:: PROBLEM TO SOLVE ::
Each line holding the word "icon" counts once; give the total and nothing more.
----
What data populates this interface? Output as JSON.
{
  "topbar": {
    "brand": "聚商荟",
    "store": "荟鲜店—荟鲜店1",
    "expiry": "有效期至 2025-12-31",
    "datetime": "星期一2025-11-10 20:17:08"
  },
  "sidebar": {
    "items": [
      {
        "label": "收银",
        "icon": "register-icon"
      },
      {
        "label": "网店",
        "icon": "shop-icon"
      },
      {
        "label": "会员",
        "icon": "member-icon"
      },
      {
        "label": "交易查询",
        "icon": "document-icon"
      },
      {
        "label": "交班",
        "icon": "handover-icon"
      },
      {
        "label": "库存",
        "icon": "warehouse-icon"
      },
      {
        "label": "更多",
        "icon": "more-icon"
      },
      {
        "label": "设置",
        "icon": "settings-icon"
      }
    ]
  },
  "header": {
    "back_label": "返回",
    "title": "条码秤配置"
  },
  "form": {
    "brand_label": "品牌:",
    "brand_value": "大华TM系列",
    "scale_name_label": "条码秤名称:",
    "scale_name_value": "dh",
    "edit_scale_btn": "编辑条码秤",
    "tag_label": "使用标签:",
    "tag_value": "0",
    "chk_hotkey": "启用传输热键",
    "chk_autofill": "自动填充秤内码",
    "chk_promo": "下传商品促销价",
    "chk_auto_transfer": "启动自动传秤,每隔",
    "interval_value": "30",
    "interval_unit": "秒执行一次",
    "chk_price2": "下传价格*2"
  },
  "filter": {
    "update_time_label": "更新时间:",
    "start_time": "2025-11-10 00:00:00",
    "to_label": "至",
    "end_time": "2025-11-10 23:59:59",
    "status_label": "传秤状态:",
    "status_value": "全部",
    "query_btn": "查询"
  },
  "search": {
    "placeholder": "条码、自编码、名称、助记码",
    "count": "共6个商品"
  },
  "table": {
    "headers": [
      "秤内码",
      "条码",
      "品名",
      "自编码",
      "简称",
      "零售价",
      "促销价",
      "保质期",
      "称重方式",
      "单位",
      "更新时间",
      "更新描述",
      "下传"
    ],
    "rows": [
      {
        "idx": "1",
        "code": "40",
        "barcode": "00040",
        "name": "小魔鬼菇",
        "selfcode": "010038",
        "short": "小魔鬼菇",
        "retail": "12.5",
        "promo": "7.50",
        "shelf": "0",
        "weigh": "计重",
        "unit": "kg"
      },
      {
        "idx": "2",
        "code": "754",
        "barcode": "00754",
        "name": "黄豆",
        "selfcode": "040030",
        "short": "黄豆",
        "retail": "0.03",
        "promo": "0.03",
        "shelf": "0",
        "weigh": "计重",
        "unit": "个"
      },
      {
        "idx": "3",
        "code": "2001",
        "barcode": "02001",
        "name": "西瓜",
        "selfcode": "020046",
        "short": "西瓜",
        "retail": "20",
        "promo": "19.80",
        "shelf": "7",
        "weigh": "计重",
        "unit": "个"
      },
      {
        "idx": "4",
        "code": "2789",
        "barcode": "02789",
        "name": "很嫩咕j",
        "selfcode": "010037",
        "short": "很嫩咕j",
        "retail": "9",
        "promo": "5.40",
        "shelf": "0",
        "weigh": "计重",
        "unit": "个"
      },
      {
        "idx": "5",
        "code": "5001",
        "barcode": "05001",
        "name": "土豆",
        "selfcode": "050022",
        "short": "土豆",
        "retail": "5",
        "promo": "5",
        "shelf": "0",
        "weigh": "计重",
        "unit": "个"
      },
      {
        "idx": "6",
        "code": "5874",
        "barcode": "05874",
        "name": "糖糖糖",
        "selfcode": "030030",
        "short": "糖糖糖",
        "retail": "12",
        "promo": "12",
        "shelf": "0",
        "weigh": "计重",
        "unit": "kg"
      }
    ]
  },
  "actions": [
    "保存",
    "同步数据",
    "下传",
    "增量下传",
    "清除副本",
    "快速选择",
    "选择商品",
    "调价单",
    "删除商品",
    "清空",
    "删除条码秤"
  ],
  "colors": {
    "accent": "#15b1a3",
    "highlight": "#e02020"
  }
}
----
:: EXERCISE SOLUTION ::
8